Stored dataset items
---

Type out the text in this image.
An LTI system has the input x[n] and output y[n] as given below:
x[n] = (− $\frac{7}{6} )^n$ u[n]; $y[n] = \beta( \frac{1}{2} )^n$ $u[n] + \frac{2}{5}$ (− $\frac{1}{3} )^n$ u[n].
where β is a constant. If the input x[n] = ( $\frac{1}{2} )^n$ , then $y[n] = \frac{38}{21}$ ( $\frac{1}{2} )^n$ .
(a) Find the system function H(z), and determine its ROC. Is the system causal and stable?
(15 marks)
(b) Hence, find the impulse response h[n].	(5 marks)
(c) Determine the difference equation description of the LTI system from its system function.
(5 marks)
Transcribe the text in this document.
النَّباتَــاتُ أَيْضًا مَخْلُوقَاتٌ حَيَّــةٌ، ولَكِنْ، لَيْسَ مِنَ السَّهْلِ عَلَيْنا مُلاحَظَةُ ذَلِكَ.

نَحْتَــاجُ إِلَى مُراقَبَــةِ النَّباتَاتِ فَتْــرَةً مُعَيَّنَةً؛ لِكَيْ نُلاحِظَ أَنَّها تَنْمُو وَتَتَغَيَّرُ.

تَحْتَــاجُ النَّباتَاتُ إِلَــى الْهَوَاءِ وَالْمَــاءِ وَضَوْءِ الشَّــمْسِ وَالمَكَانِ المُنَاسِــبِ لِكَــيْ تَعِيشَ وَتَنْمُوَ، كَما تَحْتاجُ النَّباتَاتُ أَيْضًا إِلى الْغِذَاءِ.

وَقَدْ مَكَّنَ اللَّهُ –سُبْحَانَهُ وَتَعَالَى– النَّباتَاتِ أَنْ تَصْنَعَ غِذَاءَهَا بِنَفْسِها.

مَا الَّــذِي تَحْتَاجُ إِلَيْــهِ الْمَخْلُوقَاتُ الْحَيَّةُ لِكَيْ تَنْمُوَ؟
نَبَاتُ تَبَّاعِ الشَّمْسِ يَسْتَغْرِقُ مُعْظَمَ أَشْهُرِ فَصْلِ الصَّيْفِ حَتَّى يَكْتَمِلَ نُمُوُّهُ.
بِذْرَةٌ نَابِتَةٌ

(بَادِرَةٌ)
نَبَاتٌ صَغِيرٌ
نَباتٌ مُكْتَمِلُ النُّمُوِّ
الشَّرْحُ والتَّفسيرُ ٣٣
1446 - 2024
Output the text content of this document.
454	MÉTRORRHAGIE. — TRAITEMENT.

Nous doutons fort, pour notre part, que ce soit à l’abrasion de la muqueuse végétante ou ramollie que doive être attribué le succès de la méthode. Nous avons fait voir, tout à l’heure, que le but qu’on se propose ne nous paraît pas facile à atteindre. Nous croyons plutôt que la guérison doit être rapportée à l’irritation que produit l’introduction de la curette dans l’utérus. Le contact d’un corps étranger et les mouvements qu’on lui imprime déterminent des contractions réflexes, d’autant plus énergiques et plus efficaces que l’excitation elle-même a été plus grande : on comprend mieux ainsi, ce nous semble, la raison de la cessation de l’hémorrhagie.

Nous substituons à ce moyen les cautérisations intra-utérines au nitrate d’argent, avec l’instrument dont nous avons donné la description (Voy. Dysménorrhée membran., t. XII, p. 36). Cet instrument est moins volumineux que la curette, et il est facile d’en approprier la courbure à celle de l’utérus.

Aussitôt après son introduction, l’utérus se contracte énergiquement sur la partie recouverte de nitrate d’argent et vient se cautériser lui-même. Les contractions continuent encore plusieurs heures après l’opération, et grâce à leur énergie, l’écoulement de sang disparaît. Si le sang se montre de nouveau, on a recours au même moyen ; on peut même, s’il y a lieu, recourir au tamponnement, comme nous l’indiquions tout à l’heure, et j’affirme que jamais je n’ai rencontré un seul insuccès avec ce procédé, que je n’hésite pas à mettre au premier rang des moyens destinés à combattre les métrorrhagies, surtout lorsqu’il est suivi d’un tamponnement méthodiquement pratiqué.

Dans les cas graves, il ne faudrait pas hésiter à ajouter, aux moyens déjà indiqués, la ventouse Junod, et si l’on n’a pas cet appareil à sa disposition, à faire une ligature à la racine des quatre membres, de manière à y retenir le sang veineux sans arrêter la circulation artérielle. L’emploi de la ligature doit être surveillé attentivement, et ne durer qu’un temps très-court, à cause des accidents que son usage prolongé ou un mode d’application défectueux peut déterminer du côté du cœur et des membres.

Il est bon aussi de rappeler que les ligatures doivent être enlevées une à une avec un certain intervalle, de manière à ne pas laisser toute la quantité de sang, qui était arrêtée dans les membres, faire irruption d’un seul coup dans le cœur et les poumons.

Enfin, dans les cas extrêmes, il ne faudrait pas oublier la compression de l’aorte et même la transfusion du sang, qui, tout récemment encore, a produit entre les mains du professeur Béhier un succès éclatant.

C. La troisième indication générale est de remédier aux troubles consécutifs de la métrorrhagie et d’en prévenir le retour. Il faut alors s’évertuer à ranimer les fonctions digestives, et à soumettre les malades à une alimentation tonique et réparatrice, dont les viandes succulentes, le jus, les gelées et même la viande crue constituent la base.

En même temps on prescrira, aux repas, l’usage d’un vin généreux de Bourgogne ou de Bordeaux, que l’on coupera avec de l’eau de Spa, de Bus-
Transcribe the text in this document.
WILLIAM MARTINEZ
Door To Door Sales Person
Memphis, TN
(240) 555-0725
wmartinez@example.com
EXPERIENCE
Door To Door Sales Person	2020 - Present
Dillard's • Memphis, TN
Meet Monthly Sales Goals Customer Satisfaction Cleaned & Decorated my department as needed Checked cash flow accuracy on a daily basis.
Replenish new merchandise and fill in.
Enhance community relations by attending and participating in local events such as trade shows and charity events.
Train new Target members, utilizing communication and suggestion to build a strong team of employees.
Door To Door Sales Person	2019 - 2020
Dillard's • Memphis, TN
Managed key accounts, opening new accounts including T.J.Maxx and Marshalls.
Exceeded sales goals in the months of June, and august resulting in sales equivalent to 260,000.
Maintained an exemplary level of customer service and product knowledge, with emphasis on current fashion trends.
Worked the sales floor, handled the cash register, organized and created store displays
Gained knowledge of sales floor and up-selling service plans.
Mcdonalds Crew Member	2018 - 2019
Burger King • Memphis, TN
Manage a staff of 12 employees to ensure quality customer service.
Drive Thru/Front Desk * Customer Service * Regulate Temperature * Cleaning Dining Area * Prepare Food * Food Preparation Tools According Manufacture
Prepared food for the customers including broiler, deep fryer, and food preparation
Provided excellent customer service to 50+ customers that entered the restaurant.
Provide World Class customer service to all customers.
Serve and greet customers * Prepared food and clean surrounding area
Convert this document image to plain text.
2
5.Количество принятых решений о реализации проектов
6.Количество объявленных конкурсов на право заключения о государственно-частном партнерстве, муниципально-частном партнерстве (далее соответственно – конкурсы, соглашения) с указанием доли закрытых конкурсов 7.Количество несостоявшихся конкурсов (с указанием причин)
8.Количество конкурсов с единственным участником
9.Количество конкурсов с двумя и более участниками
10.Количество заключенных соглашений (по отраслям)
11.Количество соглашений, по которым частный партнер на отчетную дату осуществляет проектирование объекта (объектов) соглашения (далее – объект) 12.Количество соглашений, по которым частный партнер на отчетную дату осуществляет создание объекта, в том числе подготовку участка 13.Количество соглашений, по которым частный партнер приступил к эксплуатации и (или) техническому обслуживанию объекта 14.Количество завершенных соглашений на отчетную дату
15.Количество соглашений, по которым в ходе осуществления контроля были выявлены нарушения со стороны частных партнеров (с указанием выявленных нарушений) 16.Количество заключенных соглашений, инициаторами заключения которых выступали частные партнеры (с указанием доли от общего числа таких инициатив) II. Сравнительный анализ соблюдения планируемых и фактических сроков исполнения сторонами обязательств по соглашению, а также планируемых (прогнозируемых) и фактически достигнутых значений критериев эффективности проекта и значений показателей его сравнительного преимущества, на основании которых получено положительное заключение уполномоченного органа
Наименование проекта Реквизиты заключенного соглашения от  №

---

** PROBLEM **
Check all the records above and select each line where the string "usage" is found.

** EXERCISE ANSWER **
Dans les cas graves, il ne faudrait pas hésiter à ajouter, aux moyens déjà indiqués, la ventouse Junod, et si l’on n’a pas cet appareil à sa disposition, à faire une ligature à la racine des quatre membres, de manière à y retenir le sang veineux sans arrêter la circulation artérielle. L’emploi de la ligature doit être surveillé attentivement, et ne durer qu’un temps très-court, à cause des accidents que son usage prolongé ou un mode d’application défectueux peut déterminer du côté du cœur et des membres.
En même temps on prescrira, aux repas, l’usage d’un vin généreux de Bourgogne ou de Bordeaux, que l’on coupera avec de l’eau de Spa, de Bus-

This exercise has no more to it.